┌─ Data for this exercise

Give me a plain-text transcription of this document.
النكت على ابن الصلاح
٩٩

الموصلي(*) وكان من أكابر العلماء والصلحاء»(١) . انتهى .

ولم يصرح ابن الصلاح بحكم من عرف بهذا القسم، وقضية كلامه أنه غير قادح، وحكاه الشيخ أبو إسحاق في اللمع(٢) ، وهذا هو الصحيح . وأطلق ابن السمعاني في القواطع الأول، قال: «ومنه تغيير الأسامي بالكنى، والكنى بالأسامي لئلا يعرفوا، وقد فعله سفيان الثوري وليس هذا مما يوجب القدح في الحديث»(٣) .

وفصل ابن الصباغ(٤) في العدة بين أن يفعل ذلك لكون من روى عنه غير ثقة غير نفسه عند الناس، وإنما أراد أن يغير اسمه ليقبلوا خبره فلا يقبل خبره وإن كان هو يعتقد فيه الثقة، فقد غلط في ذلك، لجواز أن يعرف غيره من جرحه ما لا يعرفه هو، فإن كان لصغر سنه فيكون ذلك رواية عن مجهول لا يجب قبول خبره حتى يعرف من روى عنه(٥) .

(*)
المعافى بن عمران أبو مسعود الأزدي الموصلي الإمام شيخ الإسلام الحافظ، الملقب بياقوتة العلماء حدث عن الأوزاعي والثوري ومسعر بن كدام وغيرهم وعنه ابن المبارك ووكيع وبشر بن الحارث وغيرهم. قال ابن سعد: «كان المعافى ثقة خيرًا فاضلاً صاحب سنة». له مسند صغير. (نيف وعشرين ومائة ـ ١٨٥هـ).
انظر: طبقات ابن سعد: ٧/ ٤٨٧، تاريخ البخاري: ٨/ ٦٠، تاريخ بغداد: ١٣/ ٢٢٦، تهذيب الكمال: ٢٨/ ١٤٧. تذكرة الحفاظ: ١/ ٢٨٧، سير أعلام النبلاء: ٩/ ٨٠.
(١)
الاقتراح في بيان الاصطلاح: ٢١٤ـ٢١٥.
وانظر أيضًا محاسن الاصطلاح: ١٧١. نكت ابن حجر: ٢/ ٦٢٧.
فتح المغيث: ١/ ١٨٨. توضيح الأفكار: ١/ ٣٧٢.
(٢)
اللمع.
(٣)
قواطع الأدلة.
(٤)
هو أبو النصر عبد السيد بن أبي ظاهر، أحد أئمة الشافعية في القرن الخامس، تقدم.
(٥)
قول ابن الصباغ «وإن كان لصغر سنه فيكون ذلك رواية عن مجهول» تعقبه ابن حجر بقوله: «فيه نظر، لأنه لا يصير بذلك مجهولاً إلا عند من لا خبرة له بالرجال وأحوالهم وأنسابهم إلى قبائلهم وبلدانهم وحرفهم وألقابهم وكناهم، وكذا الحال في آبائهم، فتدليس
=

└─

The request: Above are some records; repeat all of them exactly.

Exercise output:
Give me a plain-text transcription of this document.
النكت على ابن الصلاح
٩٩

الموصلي(*) وكان من أكابر العلماء والصلحاء»(١) . انتهى .

ولم يصرح ابن الصلاح بحكم من عرف بهذا القسم، وقضية كلامه أنه غير قادح، وحكاه الشيخ أبو إسحاق في اللمع(٢) ، وهذا هو الصحيح . وأطلق ابن السمعاني في القواطع الأول، قال: «ومنه تغيير الأسامي بالكنى، والكنى بالأسامي لئلا يعرفوا، وقد فعله سفيان الثوري وليس هذا مما يوجب القدح في الحديث»(٣) .

وفصل ابن الصباغ(٤) في العدة بين أن يفعل ذلك لكون من روى عنه غير ثقة غير نفسه عند الناس، وإنما أراد أن يغير اسمه ليقبلوا خبره فلا يقبل خبره وإن كان هو يعتقد فيه الثقة، فقد غلط في ذلك، لجواز أن يعرف غيره من جرحه ما لا يعرفه هو، فإن كان لصغر سنه فيكون ذلك رواية عن مجهول لا يجب قبول خبره حتى يعرف من روى عنه(٥) .

(*)
المعافى بن عمران أبو مسعود الأزدي الموصلي الإمام شيخ الإسلام الحافظ، الملقب بياقوتة العلماء حدث عن الأوزاعي والثوري ومسعر بن كدام وغيرهم وعنه ابن المبارك ووكيع وبشر بن الحارث وغيرهم. قال ابن سعد: «كان المعافى ثقة خيرًا فاضلاً صاحب سنة». له مسند صغير. (نيف وعشرين ومائة ـ ١٨٥هـ).
انظر: طبقات ابن سعد: ٧/ ٤٨٧، تاريخ البخاري: ٨/ ٦٠، تاريخ بغداد: ١٣/ ٢٢٦، تهذيب الكمال: ٢٨/ ١٤٧. تذكرة الحفاظ: ١/ ٢٨٧، سير أعلام النبلاء: ٩/ ٨٠.
(١)
الاقتراح في بيان الاصطلاح: ٢١٤ـ٢١٥.
وانظر أيضًا محاسن الاصطلاح: ١٧١. نكت ابن حجر: ٢/ ٦٢٧.
فتح المغيث: ١/ ١٨٨. توضيح الأفكار: ١/ ٣٧٢.
(٢)
اللمع.
(٣)
قواطع الأدلة.
(٤)
هو أبو النصر عبد السيد بن أبي ظاهر، أحد أئمة الشافعية في القرن الخامس، تقدم.
(٥)
قول ابن الصباغ «وإن كان لصغر سنه فيكون ذلك رواية عن مجهول» تعقبه ابن حجر بقوله: «فيه نظر، لأنه لا يصير بذلك مجهولاً إلا عند من لا خبرة له بالرجال وأحوالهم وأنسابهم إلى قبائلهم وبلدانهم وحرفهم وألقابهم وكناهم، وكذا الحال في آبائهم، فتدليس
=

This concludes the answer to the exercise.